◆ **YOUR GOAL**
Below are the records. Gather each line that holds "Şenay".

─── EXTRACTED DATA ───

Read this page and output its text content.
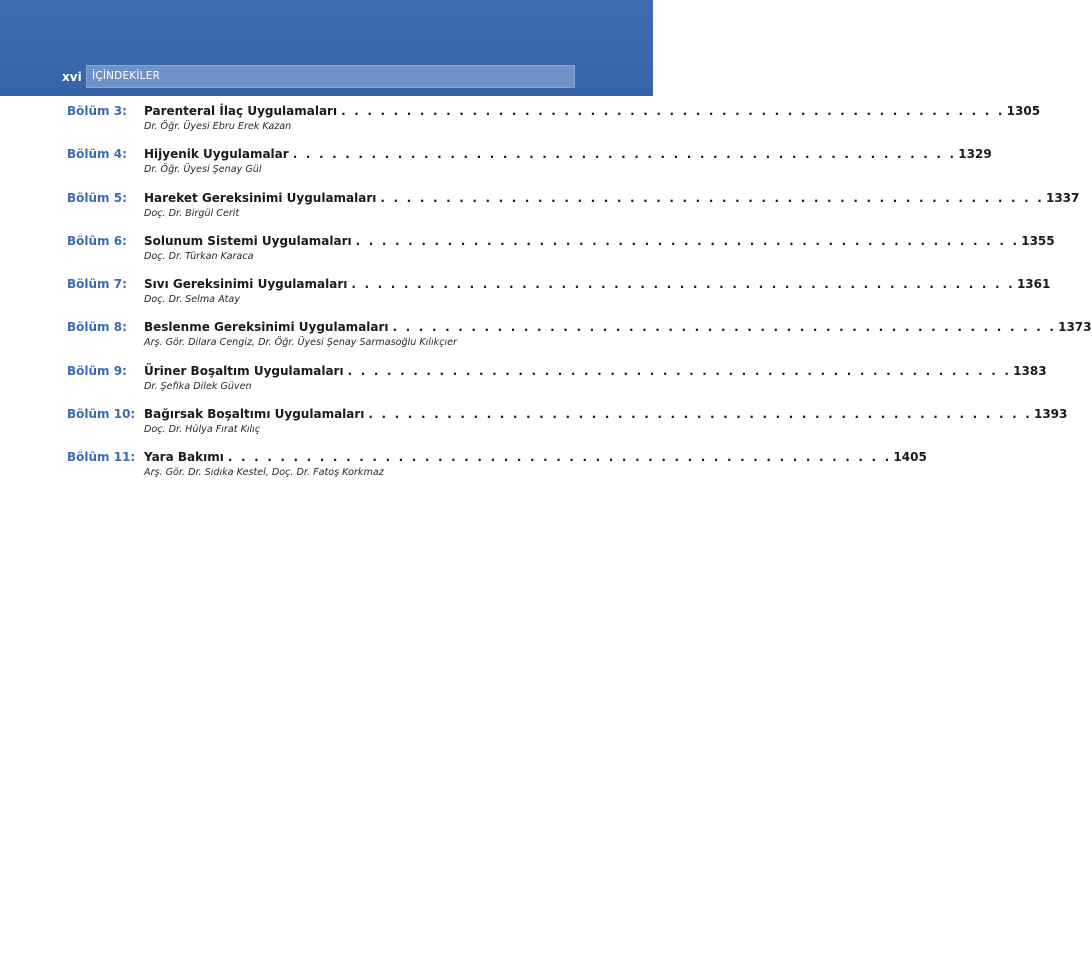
xvi İÇİNDEKİLER
Bölüm 3: Parenteral İlaç Uygulamaları . . . . . . . . . . . . . . . . . . . . . . . . . . . . . . . . . . . . . . . . . . . . . . . . . . . 1305
Dr. Öğr. Üyesi Ebru Erek Kazan
Bölüm 4: Hijyenik Uygulamalar . . . . . . . . . . . . . . . . . . . . . . . . . . . . . . . . . . . . . . . . . . . . . . . . . . . 1329
Dr. Öğr. Üyesi Şenay Gül
Bölüm 5: Hareket Gereksinimi Uygulamaları . . . . . . . . . . . . . . . . . . . . . . . . . . . . . . . . . . . . . . . . . . . . . . . . . . . 1337
Doç. Dr. Birgül Cerit
Bölüm 6: Solunum Sistemi Uygulamaları . . . . . . . . . . . . . . . . . . . . . . . . . . . . . . . . . . . . . . . . . . . . . . . . . . . 1355
Doç. Dr. Türkan Karaca
Bölüm 7: Sıvı Gereksinimi Uygulamaları . . . . . . . . . . . . . . . . . . . . . . . . . . . . . . . . . . . . . . . . . . . . . . . . . . . 1361
Doç. Dr. Selma Atay
Bölüm 8: Beslenme Gereksinimi Uygulamaları . . . . . . . . . . . . . . . . . . . . . . . . . . . . . . . . . . . . . . . . . . . . . . . . . . . 1373
Arş. Gör. Dilara Cengiz, Dr. Öğr. Üyesi Şenay Sarmasoğlu Kılıkçıer
Bölüm 9: Üriner Boşaltım Uygulamaları . . . . . . . . . . . . . . . . . . . . . . . . . . . . . . . . . . . . . . . . . . . . . . . . . . . 1383
Dr. Şefika Dilek Güven
Bölüm 10: Bağırsak Boşaltımı Uygulamaları . . . . . . . . . . . . . . . . . . . . . . . . . . . . . . . . . . . . . . . . . . . . . . . . . . . 1393
Doç. Dr. Hülya Fırat Kılıç
Bölüm 11: Yara Bakımı . . . . . . . . . . . . . . . . . . . . . . . . . . . . . . . . . . . . . . . . . . . . . . . . . . . 1405
Arş. Gör. Dr. Sıdıka Kestel, Doç. Dr. Fatoş Korkmaz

───

◆ **PROBLEM SOLUTION**
Dr. Öğr. Üyesi Şenay Gül
Arş. Gör. Dilara Cengiz, Dr. Öğr. Üyesi Şenay Sarmasoğlu Kılıkçıer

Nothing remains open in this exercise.